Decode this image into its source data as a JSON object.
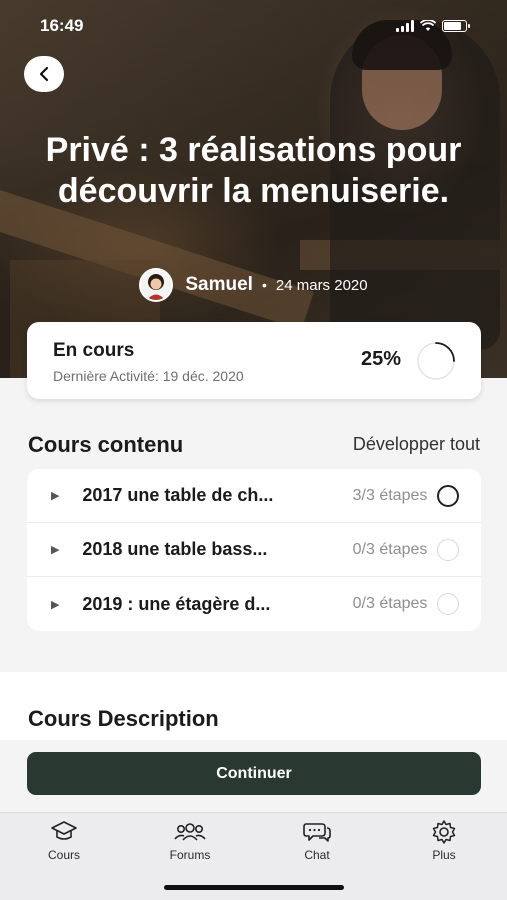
{
  "status_bar": {
    "time": "16:49"
  },
  "hero": {
    "title": "Privé : 3 réalisations pour découvrir la menuiserie.",
    "author_name": "Samuel",
    "separator": "•",
    "date": "24 mars 2020"
  },
  "progress": {
    "status": "En cours",
    "last_activity": "Dernière Activité: 19 déc. 2020",
    "percent_label": "25%",
    "percent_value": 0.25
  },
  "content": {
    "title": "Cours contenu",
    "expand_all": "Développer tout",
    "lessons": [
      {
        "title": "2017 une table de ch...",
        "steps": "3/3 étapes",
        "completed": true
      },
      {
        "title": "2018 une table bass...",
        "steps": "0/3 étapes",
        "completed": false
      },
      {
        "title": "2019 : une étagère d...",
        "steps": "0/3 étapes",
        "completed": false
      }
    ]
  },
  "description": {
    "title": "Cours Description"
  },
  "cta": {
    "label": "Continuer"
  },
  "tabs": [
    {
      "label": "Cours",
      "icon": "graduation-cap-icon"
    },
    {
      "label": "Forums",
      "icon": "users-icon"
    },
    {
      "label": "Chat",
      "icon": "chat-bubbles-icon"
    },
    {
      "label": "Plus",
      "icon": "gear-icon"
    }
  ],
  "colors": {
    "primary": "#293831",
    "background": "#f4f4f5",
    "muted_text": "#8e8e93"
  }
}
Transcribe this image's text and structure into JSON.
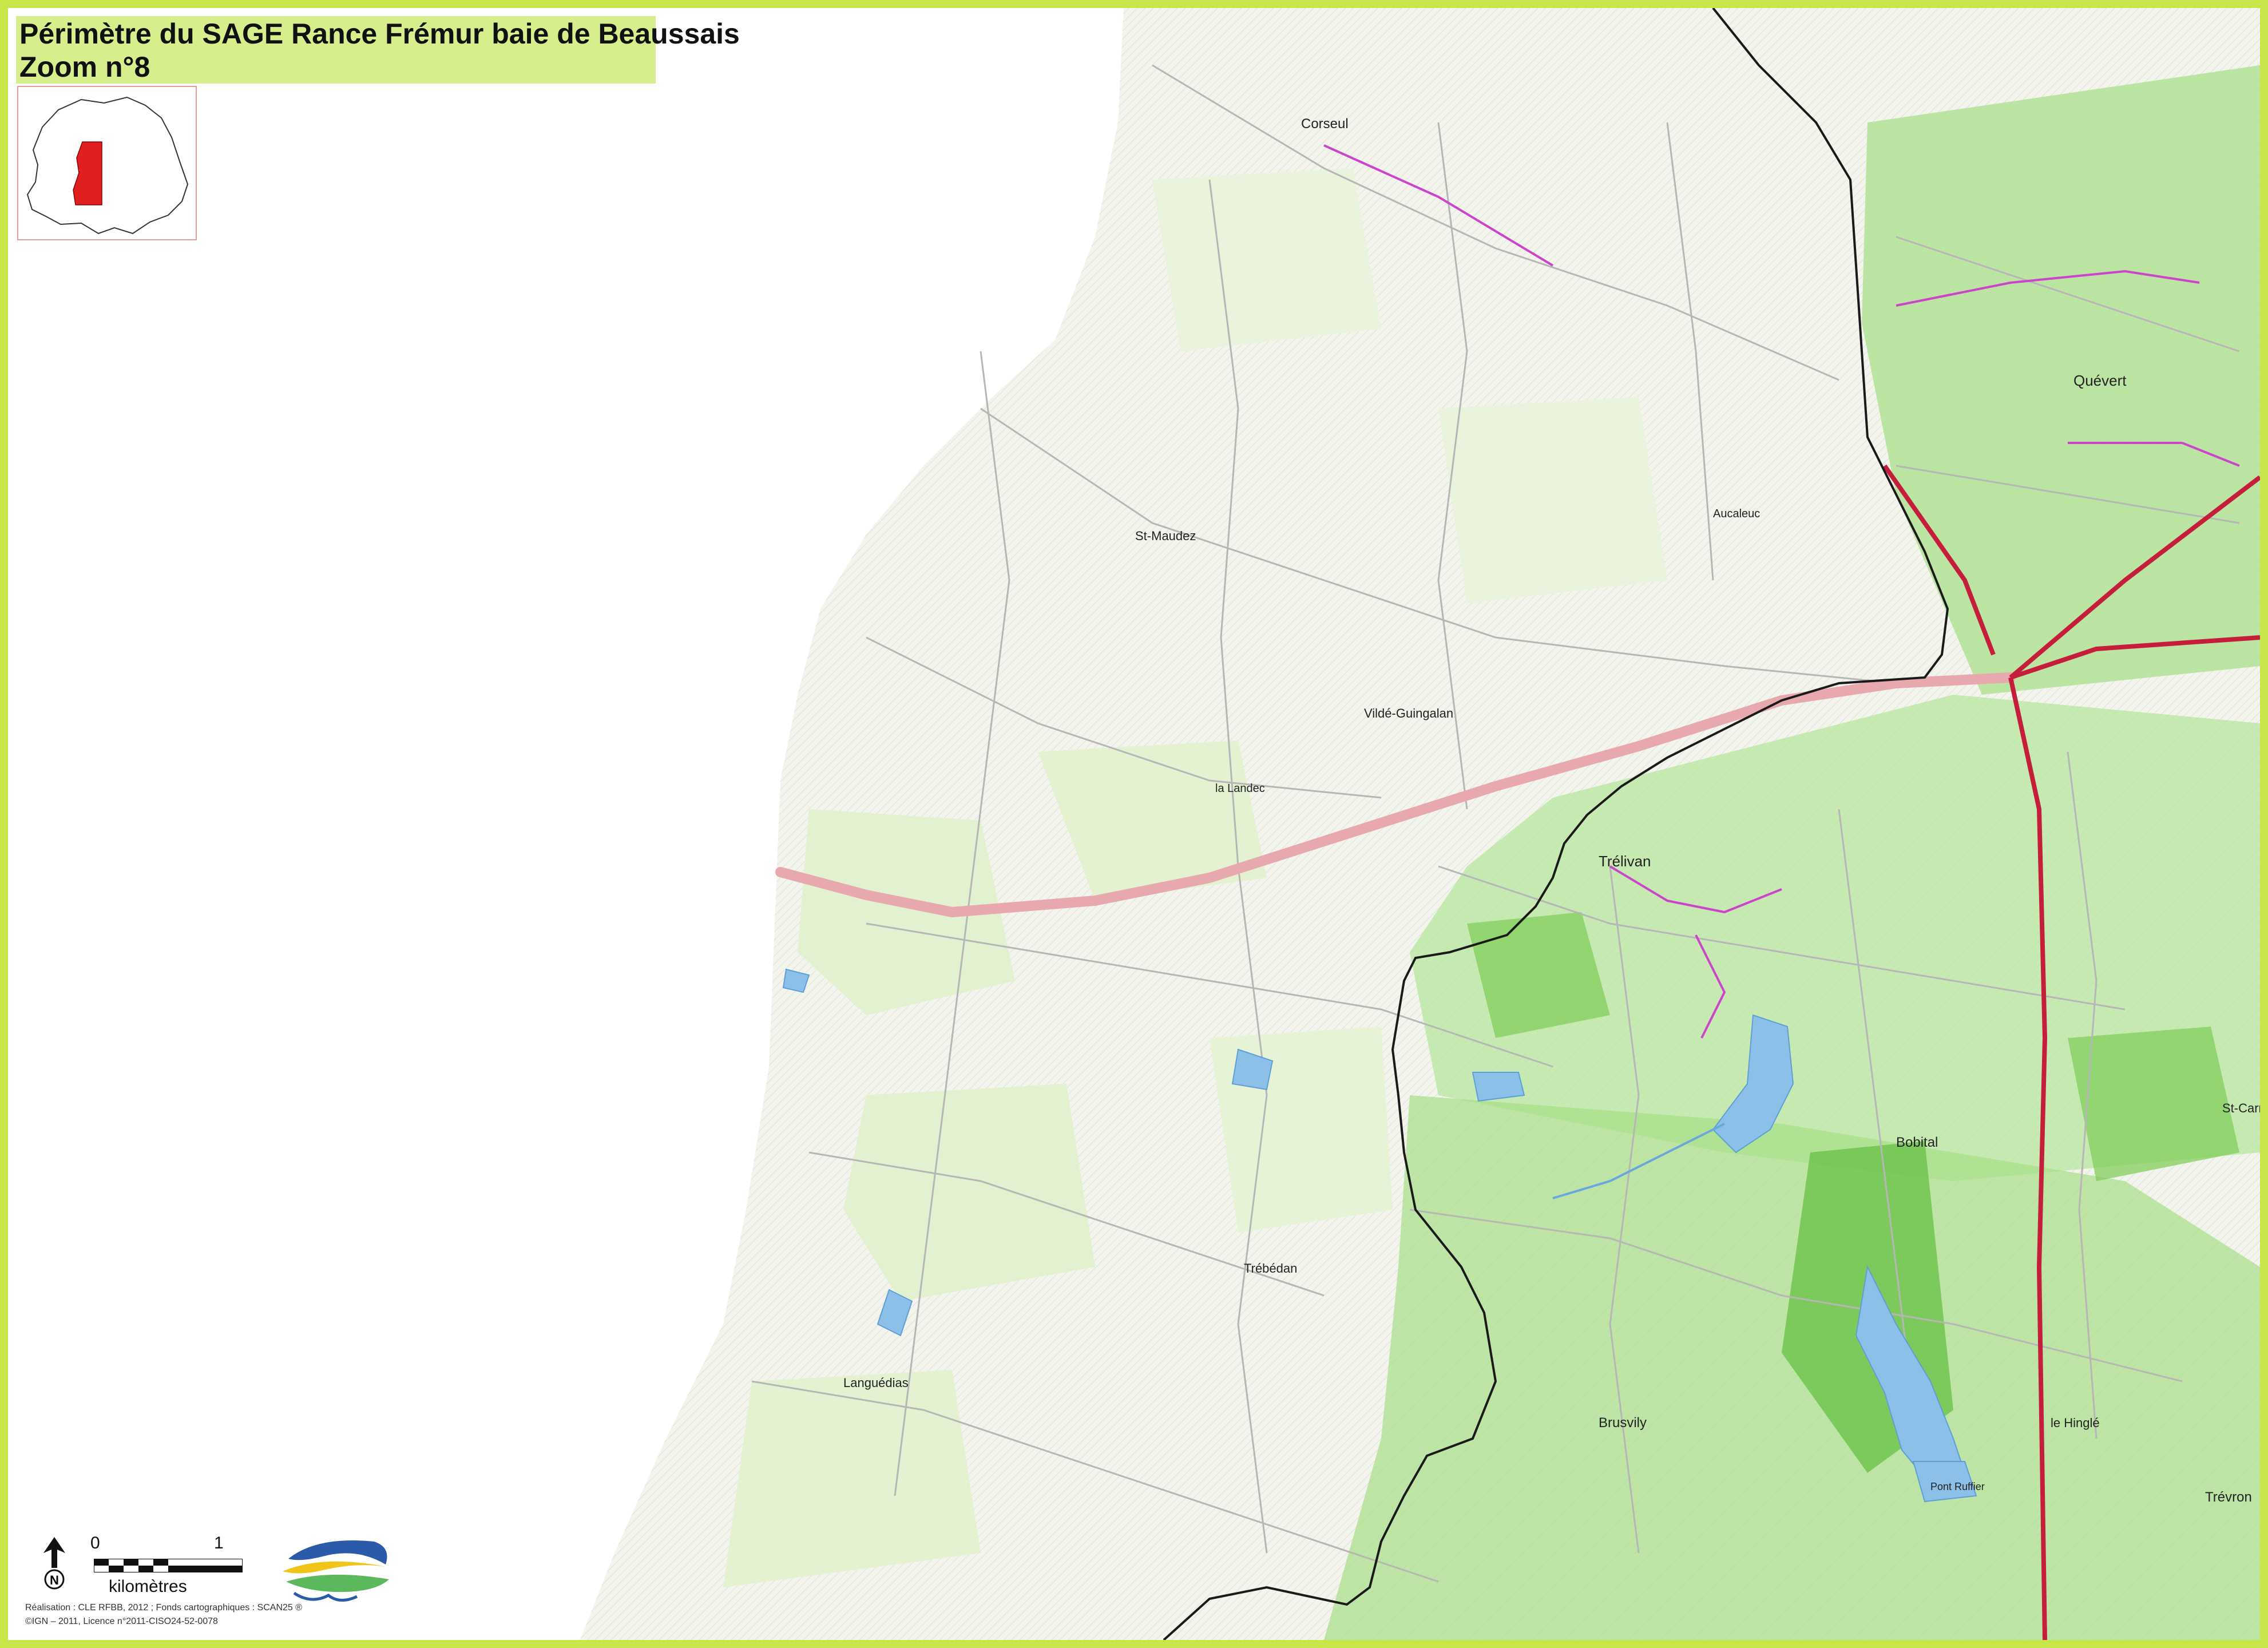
{
  "title": {
    "line1": "Périmètre du SAGE Rance Frémur baie de Beaussais",
    "line2": "Zoom  n°8"
  },
  "towns": [
    "Corseul",
    "Quévert",
    "St-Maudez",
    "Vildé-Guingalan",
    "Trélivan",
    "Bobital",
    "Brusvily",
    "Trébédan",
    "Trévron",
    "la Landec",
    "Languédias",
    "le Hinglé",
    "St-Carné",
    "Aucaleuc",
    "Pont Ruffier"
  ],
  "legend": {
    "north_label": "N",
    "scale_start": "0",
    "scale_end": "1",
    "scale_unit": "kilomètres"
  },
  "credits": {
    "line1": "Réalisation : CLE RFBB, 2012 ; Fonds cartographiques : SCAN25 ®",
    "line2": "©IGN – 2011, Licence n°2011-CISO24-52-0078"
  },
  "colors": {
    "frame": "#c8e64a",
    "title_bg": "#d6ee8c",
    "boundary": "#1a1a1a",
    "highway": "#e8a9ae",
    "main_road": "#c41e3a",
    "local_road": "#cc44cc",
    "water": "#7fb3e0",
    "forest": "#8fd66a",
    "zoom_area": "#e02020"
  }
}
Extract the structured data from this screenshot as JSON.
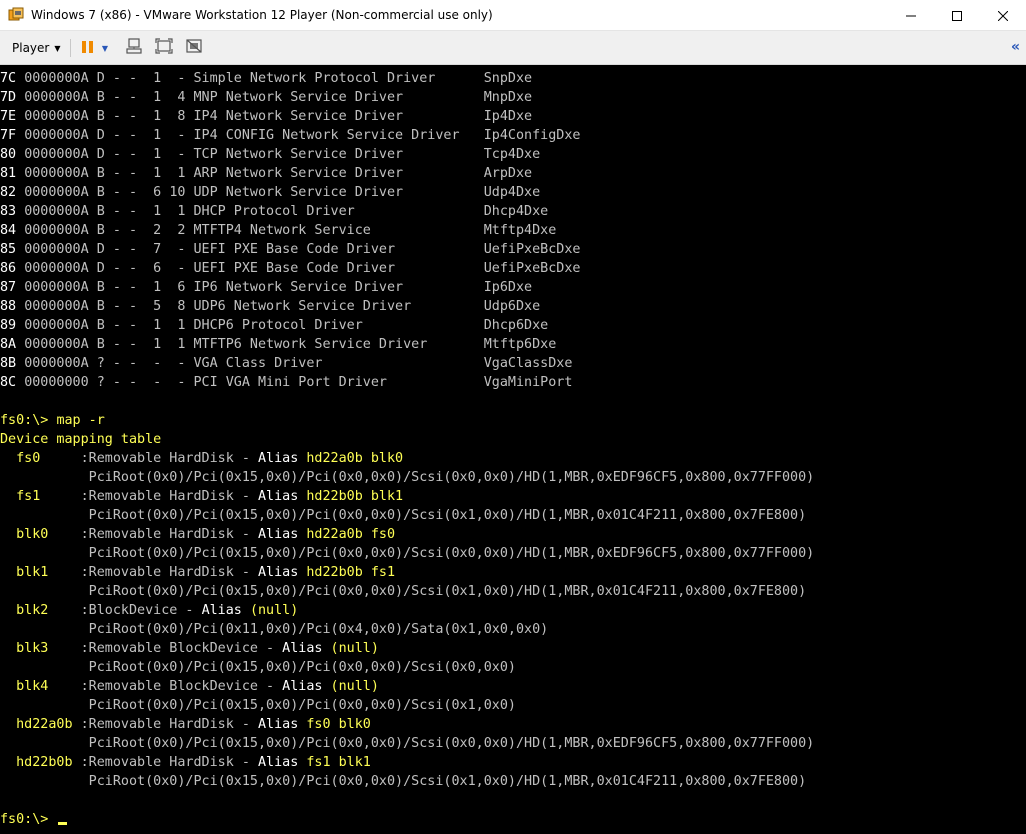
{
  "window": {
    "title": "Windows 7 (x86) - VMware Workstation 12 Player (Non-commercial use only)",
    "controls": [
      "minimize",
      "maximize",
      "close"
    ]
  },
  "toolbar": {
    "player_label": "Player",
    "icons": [
      "pause-icon",
      "dropdown-icon",
      "send-ctrl-alt-del-icon",
      "fullscreen-icon",
      "unity-icon"
    ],
    "collapse_glyph": "«"
  },
  "drivers": [
    {
      "handle": "7C",
      "version": "0000000A",
      "type": "D",
      "cfg": "-",
      "diag": "-",
      "children": "1",
      "devices": "-",
      "name": "Simple Network Protocol Driver",
      "image": "SnpDxe"
    },
    {
      "handle": "7D",
      "version": "0000000A",
      "type": "B",
      "cfg": "-",
      "diag": "-",
      "children": "1",
      "devices": "4",
      "name": "MNP Network Service Driver",
      "image": "MnpDxe"
    },
    {
      "handle": "7E",
      "version": "0000000A",
      "type": "B",
      "cfg": "-",
      "diag": "-",
      "children": "1",
      "devices": "8",
      "name": "IP4 Network Service Driver",
      "image": "Ip4Dxe"
    },
    {
      "handle": "7F",
      "version": "0000000A",
      "type": "D",
      "cfg": "-",
      "diag": "-",
      "children": "1",
      "devices": "-",
      "name": "IP4 CONFIG Network Service Driver",
      "image": "Ip4ConfigDxe"
    },
    {
      "handle": "80",
      "version": "0000000A",
      "type": "D",
      "cfg": "-",
      "diag": "-",
      "children": "1",
      "devices": "-",
      "name": "TCP Network Service Driver",
      "image": "Tcp4Dxe"
    },
    {
      "handle": "81",
      "version": "0000000A",
      "type": "B",
      "cfg": "-",
      "diag": "-",
      "children": "1",
      "devices": "1",
      "name": "ARP Network Service Driver",
      "image": "ArpDxe"
    },
    {
      "handle": "82",
      "version": "0000000A",
      "type": "B",
      "cfg": "-",
      "diag": "-",
      "children": "6",
      "devices": "10",
      "name": "UDP Network Service Driver",
      "image": "Udp4Dxe"
    },
    {
      "handle": "83",
      "version": "0000000A",
      "type": "B",
      "cfg": "-",
      "diag": "-",
      "children": "1",
      "devices": "1",
      "name": "DHCP Protocol Driver",
      "image": "Dhcp4Dxe"
    },
    {
      "handle": "84",
      "version": "0000000A",
      "type": "B",
      "cfg": "-",
      "diag": "-",
      "children": "2",
      "devices": "2",
      "name": "MTFTP4 Network Service",
      "image": "Mtftp4Dxe"
    },
    {
      "handle": "85",
      "version": "0000000A",
      "type": "D",
      "cfg": "-",
      "diag": "-",
      "children": "7",
      "devices": "-",
      "name": "UEFI PXE Base Code Driver",
      "image": "UefiPxeBcDxe"
    },
    {
      "handle": "86",
      "version": "0000000A",
      "type": "D",
      "cfg": "-",
      "diag": "-",
      "children": "6",
      "devices": "-",
      "name": "UEFI PXE Base Code Driver",
      "image": "UefiPxeBcDxe"
    },
    {
      "handle": "87",
      "version": "0000000A",
      "type": "B",
      "cfg": "-",
      "diag": "-",
      "children": "1",
      "devices": "6",
      "name": "IP6 Network Service Driver",
      "image": "Ip6Dxe"
    },
    {
      "handle": "88",
      "version": "0000000A",
      "type": "B",
      "cfg": "-",
      "diag": "-",
      "children": "5",
      "devices": "8",
      "name": "UDP6 Network Service Driver",
      "image": "Udp6Dxe"
    },
    {
      "handle": "89",
      "version": "0000000A",
      "type": "B",
      "cfg": "-",
      "diag": "-",
      "children": "1",
      "devices": "1",
      "name": "DHCP6 Protocol Driver",
      "image": "Dhcp6Dxe"
    },
    {
      "handle": "8A",
      "version": "0000000A",
      "type": "B",
      "cfg": "-",
      "diag": "-",
      "children": "1",
      "devices": "1",
      "name": "MTFTP6 Network Service Driver",
      "image": "Mtftp6Dxe"
    },
    {
      "handle": "8B",
      "version": "0000000A",
      "type": "?",
      "cfg": "-",
      "diag": "-",
      "children": "-",
      "devices": "-",
      "name": "VGA Class Driver",
      "image": "VgaClassDxe"
    },
    {
      "handle": "8C",
      "version": "00000000",
      "type": "?",
      "cfg": "-",
      "diag": "-",
      "children": "-",
      "devices": "-",
      "name": "PCI VGA Mini Port Driver",
      "image": "VgaMiniPort"
    }
  ],
  "prompt": "fs0:\\>",
  "command": "map -r",
  "mapping_header": "Device mapping table",
  "mappings": [
    {
      "name": "fs0",
      "desc": ":Removable HardDisk - ",
      "alias_label": "Alias",
      "alias": "hd22a0b blk0",
      "path": "PciRoot(0x0)/Pci(0x15,0x0)/Pci(0x0,0x0)/Scsi(0x0,0x0)/HD(1,MBR,0xEDF96CF5,0x800,0x77FF000)"
    },
    {
      "name": "fs1",
      "desc": ":Removable HardDisk - ",
      "alias_label": "Alias",
      "alias": "hd22b0b blk1",
      "path": "PciRoot(0x0)/Pci(0x15,0x0)/Pci(0x0,0x0)/Scsi(0x1,0x0)/HD(1,MBR,0x01C4F211,0x800,0x7FE800)"
    },
    {
      "name": "blk0",
      "desc": ":Removable HardDisk - ",
      "alias_label": "Alias",
      "alias": "hd22a0b fs0",
      "path": "PciRoot(0x0)/Pci(0x15,0x0)/Pci(0x0,0x0)/Scsi(0x0,0x0)/HD(1,MBR,0xEDF96CF5,0x800,0x77FF000)"
    },
    {
      "name": "blk1",
      "desc": ":Removable HardDisk - ",
      "alias_label": "Alias",
      "alias": "hd22b0b fs1",
      "path": "PciRoot(0x0)/Pci(0x15,0x0)/Pci(0x0,0x0)/Scsi(0x1,0x0)/HD(1,MBR,0x01C4F211,0x800,0x7FE800)"
    },
    {
      "name": "blk2",
      "desc": ":BlockDevice - ",
      "alias_label": "Alias",
      "alias": "(null)",
      "path": "PciRoot(0x0)/Pci(0x11,0x0)/Pci(0x4,0x0)/Sata(0x1,0x0,0x0)"
    },
    {
      "name": "blk3",
      "desc": ":Removable BlockDevice - ",
      "alias_label": "Alias",
      "alias": "(null)",
      "path": "PciRoot(0x0)/Pci(0x15,0x0)/Pci(0x0,0x0)/Scsi(0x0,0x0)"
    },
    {
      "name": "blk4",
      "desc": ":Removable BlockDevice - ",
      "alias_label": "Alias",
      "alias": "(null)",
      "path": "PciRoot(0x0)/Pci(0x15,0x0)/Pci(0x0,0x0)/Scsi(0x1,0x0)"
    },
    {
      "name": "hd22a0b",
      "desc": ":Removable HardDisk - ",
      "alias_label": "Alias",
      "alias": "fs0 blk0",
      "path": "PciRoot(0x0)/Pci(0x15,0x0)/Pci(0x0,0x0)/Scsi(0x0,0x0)/HD(1,MBR,0xEDF96CF5,0x800,0x77FF000)"
    },
    {
      "name": "hd22b0b",
      "desc": ":Removable HardDisk - ",
      "alias_label": "Alias",
      "alias": "fs1 blk1",
      "path": "PciRoot(0x0)/Pci(0x15,0x0)/Pci(0x0,0x0)/Scsi(0x1,0x0)/HD(1,MBR,0x01C4F211,0x800,0x7FE800)"
    }
  ],
  "final_prompt": "fs0:\\>",
  "colors": {
    "terminal_bg": "#000000",
    "text": "#c0c0c0",
    "highlight": "#ffff55",
    "white": "#ffffff"
  }
}
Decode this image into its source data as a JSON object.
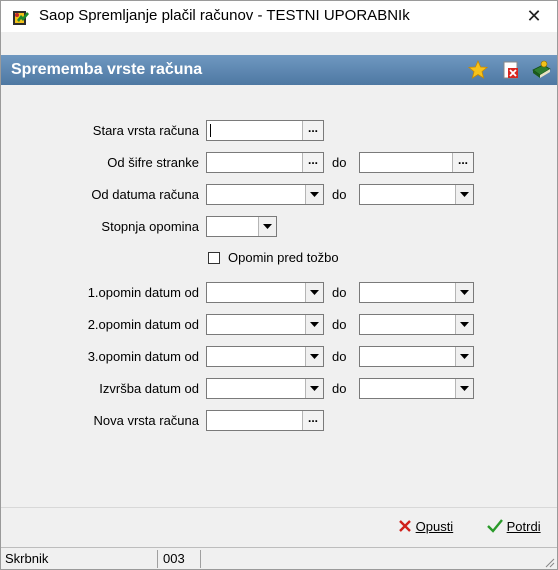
{
  "window": {
    "title": "Saop Spremljanje plačil računov - TESTNI UPORABNIk",
    "close_symbol": "✕"
  },
  "header": {
    "caption": "Sprememba vrste računa",
    "icons": [
      "star-icon",
      "delete-document-icon",
      "help-book-icon"
    ]
  },
  "form": {
    "stara_vrsta_label": "Stara vrsta računa",
    "od_sifre_label": "Od šifre stranke",
    "od_datuma_label": "Od datuma računa",
    "stopnja_label": "Stopnja opomina",
    "opomin_tozbo_label": "Opomin pred tožbo",
    "opomin1_label": "1.opomin datum od",
    "opomin2_label": "2.opomin datum od",
    "opomin3_label": "3.opomin datum od",
    "izvrsba_label": "Izvršba datum od",
    "nova_vrsta_label": "Nova vrsta računa",
    "do_label": "do",
    "browse_symbol": "...",
    "opomin_tozbo_checked": false
  },
  "footer": {
    "cancel_label": "Opusti",
    "confirm_label": "Potrdi"
  },
  "status": {
    "user": "Skrbnik",
    "code": "003"
  }
}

========================================================================

■ **Short task**: Find the lines containing "Service" and list every one of them.

■ **Task solution**:
      "name": "MNP Network Service Driver",
      "name": "IP4 Network Service Driver",
      "name": "IP4 CONFIG Network Service Driver",
      "name": "TCP Network Service Driver",
      "name": "ARP Network Service Driver",
      "name": "UDP Network Service Driver",
      "name": "MTFTP4 Network Service",
      "name": "IP6 Network Service Driver",
      "name": "UDP6 Network Service Driver",
      "name": "MTFTP6 Network Service Driver",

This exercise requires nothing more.